[Dataset excerpt]
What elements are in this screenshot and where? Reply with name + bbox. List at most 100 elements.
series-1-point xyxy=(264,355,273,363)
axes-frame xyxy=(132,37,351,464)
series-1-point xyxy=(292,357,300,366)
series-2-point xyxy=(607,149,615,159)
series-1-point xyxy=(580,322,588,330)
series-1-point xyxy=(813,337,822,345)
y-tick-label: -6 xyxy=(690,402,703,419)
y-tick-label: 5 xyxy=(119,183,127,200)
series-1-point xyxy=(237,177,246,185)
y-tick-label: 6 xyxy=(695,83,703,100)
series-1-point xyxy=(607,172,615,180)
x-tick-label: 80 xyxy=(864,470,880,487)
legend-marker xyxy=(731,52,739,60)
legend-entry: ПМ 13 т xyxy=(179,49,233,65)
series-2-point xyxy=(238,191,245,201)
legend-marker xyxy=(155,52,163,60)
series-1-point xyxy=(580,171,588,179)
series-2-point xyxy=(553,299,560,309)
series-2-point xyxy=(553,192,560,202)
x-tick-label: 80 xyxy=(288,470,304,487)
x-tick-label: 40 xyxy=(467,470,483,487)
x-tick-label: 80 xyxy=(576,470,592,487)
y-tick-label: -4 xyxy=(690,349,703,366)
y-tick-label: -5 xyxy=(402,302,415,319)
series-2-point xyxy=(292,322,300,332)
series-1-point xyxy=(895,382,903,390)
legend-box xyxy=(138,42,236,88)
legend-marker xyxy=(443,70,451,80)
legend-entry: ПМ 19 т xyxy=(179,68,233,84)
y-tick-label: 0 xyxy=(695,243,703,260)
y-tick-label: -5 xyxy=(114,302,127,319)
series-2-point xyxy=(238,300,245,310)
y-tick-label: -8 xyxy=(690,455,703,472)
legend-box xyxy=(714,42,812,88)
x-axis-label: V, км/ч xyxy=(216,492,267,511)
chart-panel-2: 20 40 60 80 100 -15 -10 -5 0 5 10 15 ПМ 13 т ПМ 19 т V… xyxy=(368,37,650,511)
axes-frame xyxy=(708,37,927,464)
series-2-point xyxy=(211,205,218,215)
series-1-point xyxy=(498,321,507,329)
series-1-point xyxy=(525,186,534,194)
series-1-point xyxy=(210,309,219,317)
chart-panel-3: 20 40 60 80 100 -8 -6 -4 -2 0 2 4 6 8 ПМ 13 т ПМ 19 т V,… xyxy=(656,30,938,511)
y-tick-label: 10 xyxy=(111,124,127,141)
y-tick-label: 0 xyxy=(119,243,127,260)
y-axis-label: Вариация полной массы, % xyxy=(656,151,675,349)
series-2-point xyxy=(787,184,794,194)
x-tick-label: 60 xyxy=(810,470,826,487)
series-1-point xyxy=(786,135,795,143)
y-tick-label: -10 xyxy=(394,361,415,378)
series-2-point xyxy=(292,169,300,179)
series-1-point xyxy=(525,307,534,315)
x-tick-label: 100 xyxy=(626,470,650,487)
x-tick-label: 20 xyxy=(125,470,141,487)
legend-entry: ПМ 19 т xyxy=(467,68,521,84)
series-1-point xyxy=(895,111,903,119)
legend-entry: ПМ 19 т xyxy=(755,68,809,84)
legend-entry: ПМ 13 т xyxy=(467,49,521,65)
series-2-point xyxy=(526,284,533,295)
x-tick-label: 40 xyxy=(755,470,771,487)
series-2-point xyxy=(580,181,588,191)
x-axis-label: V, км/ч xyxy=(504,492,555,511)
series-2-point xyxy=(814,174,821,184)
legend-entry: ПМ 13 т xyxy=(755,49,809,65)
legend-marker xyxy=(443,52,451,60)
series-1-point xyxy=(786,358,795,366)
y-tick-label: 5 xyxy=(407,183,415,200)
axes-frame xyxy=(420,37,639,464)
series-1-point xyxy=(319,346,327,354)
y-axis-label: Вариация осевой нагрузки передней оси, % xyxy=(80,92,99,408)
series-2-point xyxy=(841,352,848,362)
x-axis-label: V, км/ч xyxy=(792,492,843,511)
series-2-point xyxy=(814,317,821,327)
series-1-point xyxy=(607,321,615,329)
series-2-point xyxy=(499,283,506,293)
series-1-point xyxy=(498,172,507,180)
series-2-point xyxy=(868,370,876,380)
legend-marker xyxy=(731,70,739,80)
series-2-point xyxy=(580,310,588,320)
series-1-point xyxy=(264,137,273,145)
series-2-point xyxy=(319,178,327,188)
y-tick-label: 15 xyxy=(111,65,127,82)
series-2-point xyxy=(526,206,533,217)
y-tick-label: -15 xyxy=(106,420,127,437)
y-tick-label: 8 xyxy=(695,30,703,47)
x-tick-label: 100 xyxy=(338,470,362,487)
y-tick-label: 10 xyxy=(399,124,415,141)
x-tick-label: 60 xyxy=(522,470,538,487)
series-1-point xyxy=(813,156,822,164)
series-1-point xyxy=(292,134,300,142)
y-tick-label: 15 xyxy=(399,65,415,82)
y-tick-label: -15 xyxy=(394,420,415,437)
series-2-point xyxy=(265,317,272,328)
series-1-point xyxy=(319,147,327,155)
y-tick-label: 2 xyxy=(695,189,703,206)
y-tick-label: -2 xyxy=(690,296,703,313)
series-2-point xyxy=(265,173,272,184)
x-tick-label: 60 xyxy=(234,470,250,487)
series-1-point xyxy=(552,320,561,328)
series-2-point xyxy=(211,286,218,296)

Objective: Collect every row above that contains the string "frame", matching case exactly.

Task answer:
axes-frame xyxy=(132,37,351,464)
axes-frame xyxy=(708,37,927,464)
axes-frame xyxy=(420,37,639,464)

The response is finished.